═══ Data for this task

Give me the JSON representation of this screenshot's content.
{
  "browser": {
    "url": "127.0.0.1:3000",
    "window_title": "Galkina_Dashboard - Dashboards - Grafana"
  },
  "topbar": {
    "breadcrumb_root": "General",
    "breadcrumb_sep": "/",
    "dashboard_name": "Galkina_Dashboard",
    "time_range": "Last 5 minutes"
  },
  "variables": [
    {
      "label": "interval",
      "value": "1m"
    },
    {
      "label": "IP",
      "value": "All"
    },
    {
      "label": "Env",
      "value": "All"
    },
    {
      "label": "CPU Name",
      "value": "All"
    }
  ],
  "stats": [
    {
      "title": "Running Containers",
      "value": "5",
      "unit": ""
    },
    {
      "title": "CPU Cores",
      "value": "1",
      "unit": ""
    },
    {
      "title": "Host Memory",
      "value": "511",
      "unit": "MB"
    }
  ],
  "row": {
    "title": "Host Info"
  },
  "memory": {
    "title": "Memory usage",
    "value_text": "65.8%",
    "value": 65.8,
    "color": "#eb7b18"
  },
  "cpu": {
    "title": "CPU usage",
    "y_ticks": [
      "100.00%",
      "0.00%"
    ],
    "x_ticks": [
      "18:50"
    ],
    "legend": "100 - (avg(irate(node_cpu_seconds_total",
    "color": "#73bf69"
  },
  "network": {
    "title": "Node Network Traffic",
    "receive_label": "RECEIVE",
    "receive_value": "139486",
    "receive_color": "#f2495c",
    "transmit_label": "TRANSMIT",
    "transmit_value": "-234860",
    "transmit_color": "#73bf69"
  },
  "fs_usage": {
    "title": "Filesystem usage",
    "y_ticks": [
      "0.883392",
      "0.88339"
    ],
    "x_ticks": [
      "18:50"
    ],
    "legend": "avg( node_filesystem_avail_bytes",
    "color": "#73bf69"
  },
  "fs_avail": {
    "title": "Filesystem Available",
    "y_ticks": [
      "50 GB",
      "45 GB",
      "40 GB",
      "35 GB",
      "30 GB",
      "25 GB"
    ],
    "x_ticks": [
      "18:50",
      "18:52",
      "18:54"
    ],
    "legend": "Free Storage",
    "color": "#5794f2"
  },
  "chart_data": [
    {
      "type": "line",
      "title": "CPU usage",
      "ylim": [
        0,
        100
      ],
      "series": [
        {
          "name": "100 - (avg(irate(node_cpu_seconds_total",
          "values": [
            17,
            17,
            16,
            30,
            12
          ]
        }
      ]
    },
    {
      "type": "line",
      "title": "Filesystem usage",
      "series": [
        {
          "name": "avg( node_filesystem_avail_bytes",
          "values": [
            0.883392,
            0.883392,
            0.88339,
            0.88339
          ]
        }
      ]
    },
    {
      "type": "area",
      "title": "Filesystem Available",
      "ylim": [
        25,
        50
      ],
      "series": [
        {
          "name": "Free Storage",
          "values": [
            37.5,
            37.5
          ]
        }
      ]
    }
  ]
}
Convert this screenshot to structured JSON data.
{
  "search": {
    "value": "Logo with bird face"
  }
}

══════

* Task description
Restate the listing above word for word.

* Finished exercise
Give me the JSON representation of this screenshot's content.
{
  "browser": {
    "url": "127.0.0.1:3000",
    "window_title": "Galkina_Dashboard - Dashboards - Grafana"
  },
  "topbar": {
    "breadcrumb_root": "General",
    "breadcrumb_sep": "/",
    "dashboard_name": "Galkina_Dashboard",
    "time_range": "Last 5 minutes"
  },
  "variables": [
    {
      "label": "interval",
      "value": "1m"
    },
    {
      "label": "IP",
      "value": "All"
    },
    {
      "label": "Env",
      "value": "All"
    },
    {
      "label": "CPU Name",
      "value": "All"
    }
  ],
  "stats": [
    {
      "title": "Running Containers",
      "value": "5",
      "unit": ""
    },
    {
      "title": "CPU Cores",
      "value": "1",
      "unit": ""
    },
    {
      "title": "Host Memory",
      "value": "511",
      "unit": "MB"
    }
  ],
  "row": {
    "title": "Host Info"
  },
  "memory": {
    "title": "Memory usage",
    "value_text": "65.8%",
    "value": 65.8,
    "color": "#eb7b18"
  },
  "cpu": {
    "title": "CPU usage",
    "y_ticks": [
      "100.00%",
      "0.00%"
    ],
    "x_ticks": [
      "18:50"
    ],
    "legend": "100 - (avg(irate(node_cpu_seconds_total",
    "color": "#73bf69"
  },
  "network": {
    "title": "Node Network Traffic",
    "receive_label": "RECEIVE",
    "receive_value": "139486",
    "receive_color": "#f2495c",
    "transmit_label": "TRANSMIT",
    "transmit_value": "-234860",
    "transmit_color": "#73bf69"
  },
  "fs_usage": {
    "title": "Filesystem usage",
    "y_ticks": [
      "0.883392",
      "0.88339"
    ],
    "x_ticks": [
      "18:50"
    ],
    "legend": "avg( node_filesystem_avail_bytes",
    "color": "#73bf69"
  },
  "fs_avail": {
    "title": "Filesystem Available",
    "y_ticks": [
      "50 GB",
      "45 GB",
      "40 GB",
      "35 GB",
      "30 GB",
      "25 GB"
    ],
    "x_ticks": [
      "18:50",
      "18:52",
      "18:54"
    ],
    "legend": "Free Storage",
    "color": "#5794f2"
  },
  "chart_data": [
    {
      "type": "line",
      "title": "CPU usage",
      "ylim": [
        0,
        100
      ],
      "series": [
        {
          "name": "100 - (avg(irate(node_cpu_seconds_total",
          "values": [
            17,
            17,
            16,
            30,
            12
          ]
        }
      ]
    },
    {
      "type": "line",
      "title": "Filesystem usage",
      "series": [
        {
          "name": "avg( node_filesystem_avail_bytes",
          "values": [
            0.883392,
            0.883392,
            0.88339,
            0.88339
          ]
        }
      ]
    },
    {
      "type": "area",
      "title": "Filesystem Available",
      "ylim": [
        25,
        50
      ],
      "series": [
        {
          "name": "Free Storage",
          "values": [
            37.5,
            37.5
          ]
        }
      ]
    }
  ]
}
Convert this screenshot to structured JSON data.
{
  "search": {
    "value": "Logo with bird face"
  }
}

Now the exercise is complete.